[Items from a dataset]
§ §

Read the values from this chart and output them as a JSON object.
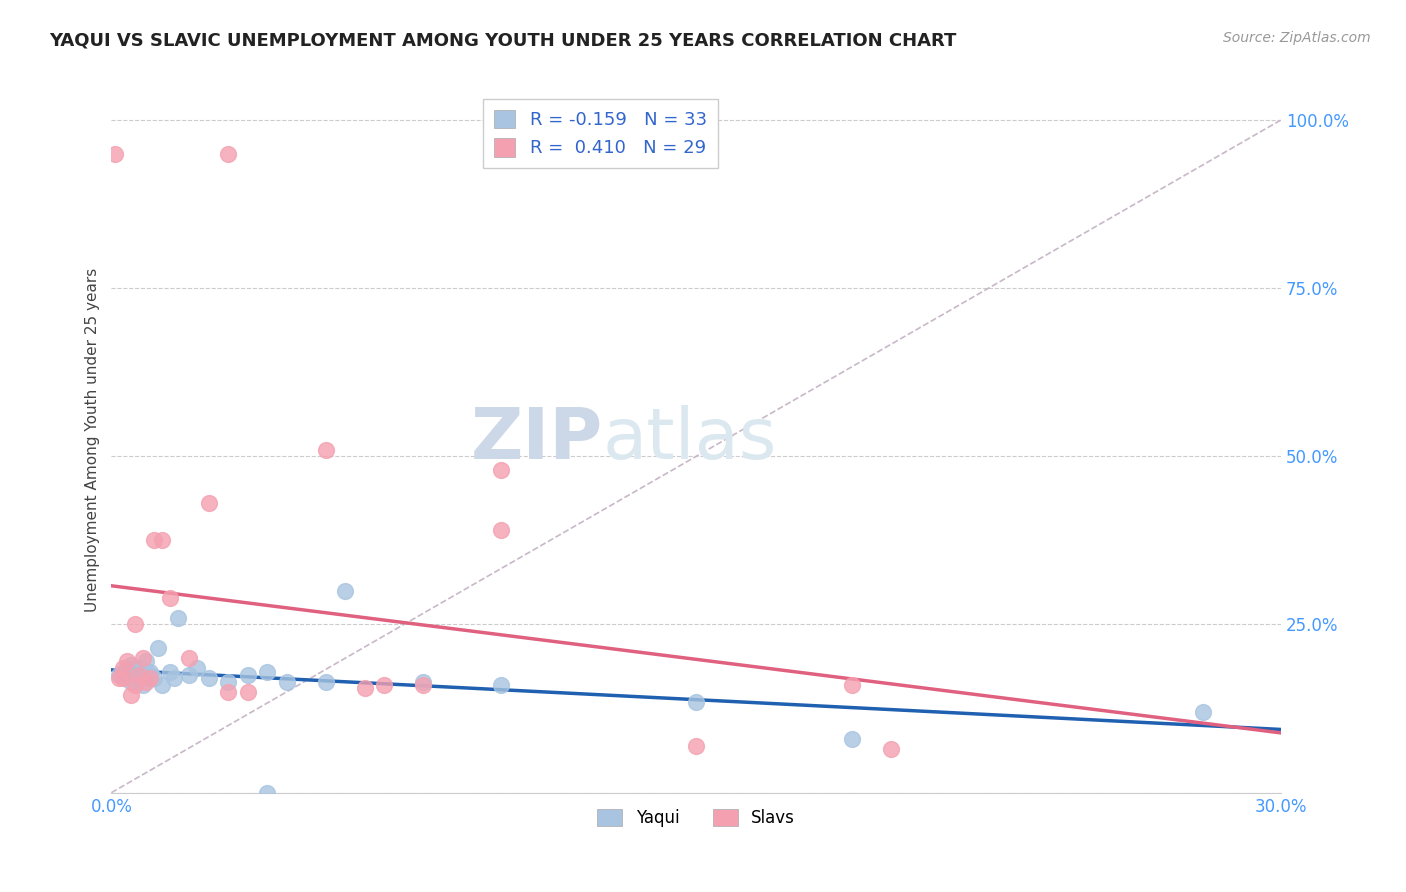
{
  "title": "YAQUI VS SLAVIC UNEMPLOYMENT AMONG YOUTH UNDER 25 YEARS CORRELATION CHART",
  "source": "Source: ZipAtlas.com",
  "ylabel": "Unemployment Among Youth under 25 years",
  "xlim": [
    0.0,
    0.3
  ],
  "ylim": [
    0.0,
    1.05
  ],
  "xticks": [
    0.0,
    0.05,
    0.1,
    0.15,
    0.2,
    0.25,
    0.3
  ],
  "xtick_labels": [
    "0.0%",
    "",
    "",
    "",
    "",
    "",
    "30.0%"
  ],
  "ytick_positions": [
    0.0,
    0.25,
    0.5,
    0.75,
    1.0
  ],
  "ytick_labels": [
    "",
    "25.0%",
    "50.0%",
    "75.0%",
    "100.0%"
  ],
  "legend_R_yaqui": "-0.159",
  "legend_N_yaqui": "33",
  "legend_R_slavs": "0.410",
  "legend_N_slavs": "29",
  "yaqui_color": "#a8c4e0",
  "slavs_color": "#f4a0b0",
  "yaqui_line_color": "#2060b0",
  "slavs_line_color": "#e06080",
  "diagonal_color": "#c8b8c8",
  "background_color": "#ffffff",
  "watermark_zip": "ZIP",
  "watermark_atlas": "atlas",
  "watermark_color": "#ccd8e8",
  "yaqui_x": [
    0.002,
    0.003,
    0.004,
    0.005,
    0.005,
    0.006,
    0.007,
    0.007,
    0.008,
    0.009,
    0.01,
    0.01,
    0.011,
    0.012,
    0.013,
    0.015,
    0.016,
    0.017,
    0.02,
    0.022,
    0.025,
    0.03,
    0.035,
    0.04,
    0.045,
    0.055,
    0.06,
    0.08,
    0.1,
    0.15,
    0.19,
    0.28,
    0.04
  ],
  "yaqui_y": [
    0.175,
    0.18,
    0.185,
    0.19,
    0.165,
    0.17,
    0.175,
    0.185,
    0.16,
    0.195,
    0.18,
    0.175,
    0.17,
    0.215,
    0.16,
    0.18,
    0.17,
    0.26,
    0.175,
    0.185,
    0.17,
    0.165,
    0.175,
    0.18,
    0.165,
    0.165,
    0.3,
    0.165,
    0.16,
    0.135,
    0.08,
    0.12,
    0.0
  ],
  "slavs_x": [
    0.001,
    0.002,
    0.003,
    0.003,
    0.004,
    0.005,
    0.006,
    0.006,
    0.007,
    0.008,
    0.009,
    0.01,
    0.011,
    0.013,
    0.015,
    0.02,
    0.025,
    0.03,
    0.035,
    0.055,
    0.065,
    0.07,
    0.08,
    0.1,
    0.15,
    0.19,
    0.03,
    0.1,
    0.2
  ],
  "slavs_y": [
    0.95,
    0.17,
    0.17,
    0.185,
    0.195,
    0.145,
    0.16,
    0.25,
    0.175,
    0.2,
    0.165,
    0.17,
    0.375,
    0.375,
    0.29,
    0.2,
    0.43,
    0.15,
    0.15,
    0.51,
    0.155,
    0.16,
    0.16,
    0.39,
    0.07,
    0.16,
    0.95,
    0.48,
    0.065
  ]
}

§ §

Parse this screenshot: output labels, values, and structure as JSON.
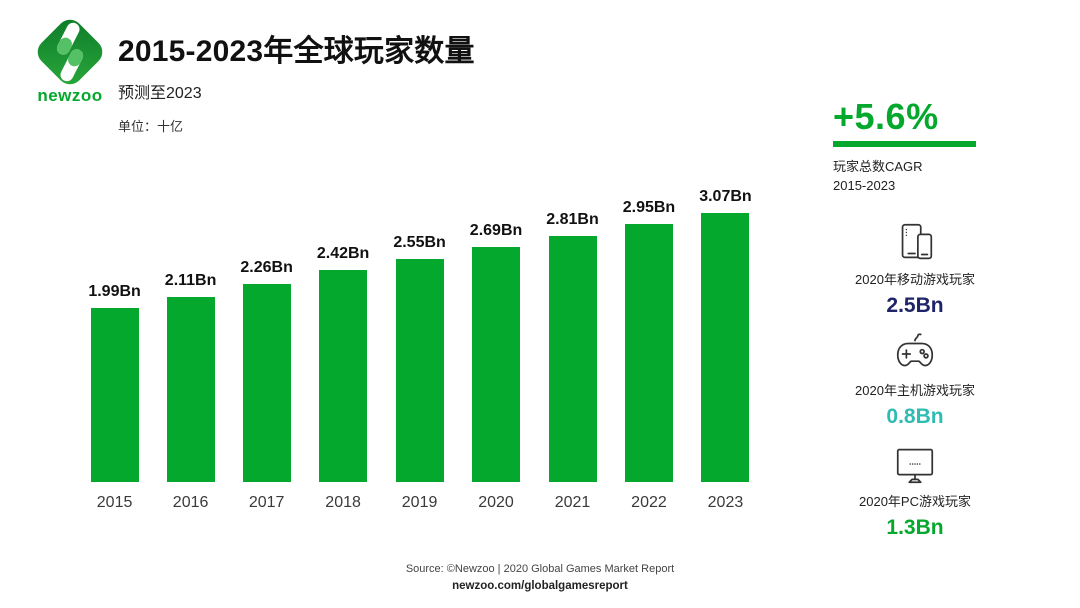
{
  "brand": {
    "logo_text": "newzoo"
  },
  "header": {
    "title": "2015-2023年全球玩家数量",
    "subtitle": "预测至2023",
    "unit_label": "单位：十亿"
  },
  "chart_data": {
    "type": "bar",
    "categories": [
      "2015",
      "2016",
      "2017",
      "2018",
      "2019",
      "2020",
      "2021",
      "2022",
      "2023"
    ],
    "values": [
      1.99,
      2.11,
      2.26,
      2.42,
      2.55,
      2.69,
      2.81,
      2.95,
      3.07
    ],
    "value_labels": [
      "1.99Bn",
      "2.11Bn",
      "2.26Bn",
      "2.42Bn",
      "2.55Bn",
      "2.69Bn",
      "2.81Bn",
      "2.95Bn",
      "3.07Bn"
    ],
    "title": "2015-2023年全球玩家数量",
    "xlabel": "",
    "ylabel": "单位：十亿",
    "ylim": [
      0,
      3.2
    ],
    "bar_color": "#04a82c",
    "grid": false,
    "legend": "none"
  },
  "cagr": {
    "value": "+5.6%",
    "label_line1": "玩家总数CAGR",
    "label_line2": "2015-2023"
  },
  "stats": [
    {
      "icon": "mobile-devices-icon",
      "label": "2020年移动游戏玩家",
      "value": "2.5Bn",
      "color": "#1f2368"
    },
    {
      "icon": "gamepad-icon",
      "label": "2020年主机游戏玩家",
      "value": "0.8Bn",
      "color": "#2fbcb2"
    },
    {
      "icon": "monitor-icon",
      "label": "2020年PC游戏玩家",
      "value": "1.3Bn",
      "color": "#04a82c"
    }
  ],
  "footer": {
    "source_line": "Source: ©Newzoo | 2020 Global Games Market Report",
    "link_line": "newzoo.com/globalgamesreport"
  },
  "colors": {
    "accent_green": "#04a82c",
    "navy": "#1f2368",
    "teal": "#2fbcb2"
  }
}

§ §

**Required work:** Gather each line in these records that contains the string "Source".

**Response to the task:**
  "source": "Source: ZipAtlas.com",
    "source_line": "Source: ©Newzoo | 2020 Global Games Market Report",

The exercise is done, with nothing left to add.